● **EXERCISE**:
Output the data exactly, with every line intact.

● **RECORDS FOR THE EXERCISE**:

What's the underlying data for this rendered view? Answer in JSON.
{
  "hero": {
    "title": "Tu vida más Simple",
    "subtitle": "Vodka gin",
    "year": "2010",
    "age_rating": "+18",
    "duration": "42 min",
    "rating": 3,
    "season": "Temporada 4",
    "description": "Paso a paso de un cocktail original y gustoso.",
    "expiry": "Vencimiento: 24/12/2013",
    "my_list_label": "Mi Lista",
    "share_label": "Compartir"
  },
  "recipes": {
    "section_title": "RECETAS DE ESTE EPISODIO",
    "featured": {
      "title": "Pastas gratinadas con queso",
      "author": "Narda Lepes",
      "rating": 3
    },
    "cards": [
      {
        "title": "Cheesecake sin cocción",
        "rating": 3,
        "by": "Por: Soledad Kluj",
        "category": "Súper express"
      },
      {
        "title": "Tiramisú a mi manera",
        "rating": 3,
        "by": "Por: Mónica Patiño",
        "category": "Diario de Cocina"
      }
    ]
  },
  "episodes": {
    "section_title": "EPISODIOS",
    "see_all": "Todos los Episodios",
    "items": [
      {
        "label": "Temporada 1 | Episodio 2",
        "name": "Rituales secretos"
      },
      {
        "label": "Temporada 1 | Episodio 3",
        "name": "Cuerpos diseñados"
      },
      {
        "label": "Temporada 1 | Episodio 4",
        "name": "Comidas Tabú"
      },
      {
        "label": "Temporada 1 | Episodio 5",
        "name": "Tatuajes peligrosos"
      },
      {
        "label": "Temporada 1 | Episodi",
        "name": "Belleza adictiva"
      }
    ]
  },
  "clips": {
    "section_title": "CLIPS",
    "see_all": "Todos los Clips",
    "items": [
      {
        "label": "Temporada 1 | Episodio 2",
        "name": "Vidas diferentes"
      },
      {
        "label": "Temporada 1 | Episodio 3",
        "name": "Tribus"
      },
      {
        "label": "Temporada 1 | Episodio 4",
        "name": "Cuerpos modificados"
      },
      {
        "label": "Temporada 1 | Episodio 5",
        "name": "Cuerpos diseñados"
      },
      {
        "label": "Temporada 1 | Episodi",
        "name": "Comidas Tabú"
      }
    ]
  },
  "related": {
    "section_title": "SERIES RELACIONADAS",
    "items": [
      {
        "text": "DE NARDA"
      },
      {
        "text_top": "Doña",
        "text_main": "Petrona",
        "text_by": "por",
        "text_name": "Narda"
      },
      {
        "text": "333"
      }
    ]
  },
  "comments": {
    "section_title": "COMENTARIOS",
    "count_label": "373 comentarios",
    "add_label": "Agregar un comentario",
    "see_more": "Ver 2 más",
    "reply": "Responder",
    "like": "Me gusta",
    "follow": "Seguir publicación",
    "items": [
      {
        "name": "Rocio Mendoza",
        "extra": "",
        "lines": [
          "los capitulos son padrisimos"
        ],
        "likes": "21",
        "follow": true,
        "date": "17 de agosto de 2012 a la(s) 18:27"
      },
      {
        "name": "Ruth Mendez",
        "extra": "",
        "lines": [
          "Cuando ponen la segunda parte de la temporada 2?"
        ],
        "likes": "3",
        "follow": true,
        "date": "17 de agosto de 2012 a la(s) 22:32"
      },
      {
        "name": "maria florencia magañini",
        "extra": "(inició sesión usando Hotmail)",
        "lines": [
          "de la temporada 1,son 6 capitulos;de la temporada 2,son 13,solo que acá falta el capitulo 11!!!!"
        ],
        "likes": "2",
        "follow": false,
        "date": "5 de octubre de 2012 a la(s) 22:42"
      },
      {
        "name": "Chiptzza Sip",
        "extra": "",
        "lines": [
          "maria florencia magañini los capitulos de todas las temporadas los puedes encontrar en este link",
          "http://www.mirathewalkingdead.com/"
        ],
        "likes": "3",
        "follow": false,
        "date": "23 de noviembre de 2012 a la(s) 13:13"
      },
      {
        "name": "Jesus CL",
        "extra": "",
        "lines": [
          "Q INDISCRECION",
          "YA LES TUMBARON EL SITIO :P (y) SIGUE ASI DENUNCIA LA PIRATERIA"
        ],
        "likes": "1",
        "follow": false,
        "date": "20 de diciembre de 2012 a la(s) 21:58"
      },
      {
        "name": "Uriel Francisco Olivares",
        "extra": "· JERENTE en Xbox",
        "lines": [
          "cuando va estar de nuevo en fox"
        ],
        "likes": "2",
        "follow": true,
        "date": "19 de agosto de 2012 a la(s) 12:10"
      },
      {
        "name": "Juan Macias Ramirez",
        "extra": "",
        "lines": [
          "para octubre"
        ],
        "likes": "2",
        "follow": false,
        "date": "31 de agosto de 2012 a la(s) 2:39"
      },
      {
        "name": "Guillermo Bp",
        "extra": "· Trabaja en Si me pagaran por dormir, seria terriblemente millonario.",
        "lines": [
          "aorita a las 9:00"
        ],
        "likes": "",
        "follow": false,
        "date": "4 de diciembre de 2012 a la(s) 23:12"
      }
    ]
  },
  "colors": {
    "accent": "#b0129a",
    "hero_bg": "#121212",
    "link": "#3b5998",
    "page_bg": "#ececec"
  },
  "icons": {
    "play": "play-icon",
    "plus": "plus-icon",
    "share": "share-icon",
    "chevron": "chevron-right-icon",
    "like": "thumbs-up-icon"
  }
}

● **FULL RESPONSE**:
What's the underlying data for this rendered view? Answer in JSON.
{
  "hero": {
    "title": "Tu vida más Simple",
    "subtitle": "Vodka gin",
    "year": "2010",
    "age_rating": "+18",
    "duration": "42 min",
    "rating": 3,
    "season": "Temporada 4",
    "description": "Paso a paso de un cocktail original y gustoso.",
    "expiry": "Vencimiento: 24/12/2013",
    "my_list_label": "Mi Lista",
    "share_label": "Compartir"
  },
  "recipes": {
    "section_title": "RECETAS DE ESTE EPISODIO",
    "featured": {
      "title": "Pastas gratinadas con queso",
      "author": "Narda Lepes",
      "rating": 3
    },
    "cards": [
      {
        "title": "Cheesecake sin cocción",
        "rating": 3,
        "by": "Por: Soledad Kluj",
        "category": "Súper express"
      },
      {
        "title": "Tiramisú a mi manera",
        "rating": 3,
        "by": "Por: Mónica Patiño",
        "category": "Diario de Cocina"
      }
    ]
  },
  "episodes": {
    "section_title": "EPISODIOS",
    "see_all": "Todos los Episodios",
    "items": [
      {
        "label": "Temporada 1 | Episodio 2",
        "name": "Rituales secretos"
      },
      {
        "label": "Temporada 1 | Episodio 3",
        "name": "Cuerpos diseñados"
      },
      {
        "label": "Temporada 1 | Episodio 4",
        "name": "Comidas Tabú"
      },
      {
        "label": "Temporada 1 | Episodio 5",
        "name": "Tatuajes peligrosos"
      },
      {
        "label": "Temporada 1 | Episodi",
        "name": "Belleza adictiva"
      }
    ]
  },
  "clips": {
    "section_title": "CLIPS",
    "see_all": "Todos los Clips",
    "items": [
      {
        "label": "Temporada 1 | Episodio 2",
        "name": "Vidas diferentes"
      },
      {
        "label": "Temporada 1 | Episodio 3",
        "name": "Tribus"
      },
      {
        "label": "Temporada 1 | Episodio 4",
        "name": "Cuerpos modificados"
      },
      {
        "label": "Temporada 1 | Episodio 5",
        "name": "Cuerpos diseñados"
      },
      {
        "label": "Temporada 1 | Episodi",
        "name": "Comidas Tabú"
      }
    ]
  },
  "related": {
    "section_title": "SERIES RELACIONADAS",
    "items": [
      {
        "text": "DE NARDA"
      },
      {
        "text_top": "Doña",
        "text_main": "Petrona",
        "text_by": "por",
        "text_name": "Narda"
      },
      {
        "text": "333"
      }
    ]
  },
  "comments": {
    "section_title": "COMENTARIOS",
    "count_label": "373 comentarios",
    "add_label": "Agregar un comentario",
    "see_more": "Ver 2 más",
    "reply": "Responder",
    "like": "Me gusta",
    "follow": "Seguir publicación",
    "items": [
      {
        "name": "Rocio Mendoza",
        "extra": "",
        "lines": [
          "los capitulos son padrisimos"
        ],
        "likes": "21",
        "follow": true,
        "date": "17 de agosto de 2012 a la(s) 18:27"
      },
      {
        "name": "Ruth Mendez",
        "extra": "",
        "lines": [
          "Cuando ponen la segunda parte de la temporada 2?"
        ],
        "likes": "3",
        "follow": true,
        "date": "17 de agosto de 2012 a la(s) 22:32"
      },
      {
        "name": "maria florencia magañini",
        "extra": "(inició sesión usando Hotmail)",
        "lines": [
          "de la temporada 1,son 6 capitulos;de la temporada 2,son 13,solo que acá falta el capitulo 11!!!!"
        ],
        "likes": "2",
        "follow": false,
        "date": "5 de octubre de 2012 a la(s) 22:42"
      },
      {
        "name": "Chiptzza Sip",
        "extra": "",
        "lines": [
          "maria florencia magañini los capitulos de todas las temporadas los puedes encontrar en este link",
          "http://www.mirathewalkingdead.com/"
        ],
        "likes": "3",
        "follow": false,
        "date": "23 de noviembre de 2012 a la(s) 13:13"
      },
      {
        "name": "Jesus CL",
        "extra": "",
        "lines": [
          "Q INDISCRECION",
          "YA LES TUMBARON EL SITIO :P (y) SIGUE ASI DENUNCIA LA PIRATERIA"
        ],
        "likes": "1",
        "follow": false,
        "date": "20 de diciembre de 2012 a la(s) 21:58"
      },
      {
        "name": "Uriel Francisco Olivares",
        "extra": "· JERENTE en Xbox",
        "lines": [
          "cuando va estar de nuevo en fox"
        ],
        "likes": "2",
        "follow": true,
        "date": "19 de agosto de 2012 a la(s) 12:10"
      },
      {
        "name": "Juan Macias Ramirez",
        "extra": "",
        "lines": [
          "para octubre"
        ],
        "likes": "2",
        "follow": false,
        "date": "31 de agosto de 2012 a la(s) 2:39"
      },
      {
        "name": "Guillermo Bp",
        "extra": "· Trabaja en Si me pagaran por dormir, seria terriblemente millonario.",
        "lines": [
          "aorita a las 9:00"
        ],
        "likes": "",
        "follow": false,
        "date": "4 de diciembre de 2012 a la(s) 23:12"
      }
    ]
  },
  "colors": {
    "accent": "#b0129a",
    "hero_bg": "#121212",
    "link": "#3b5998",
    "page_bg": "#ececec"
  },
  "icons": {
    "play": "play-icon",
    "plus": "plus-icon",
    "share": "share-icon",
    "chevron": "chevron-right-icon",
    "like": "thumbs-up-icon"
  }
}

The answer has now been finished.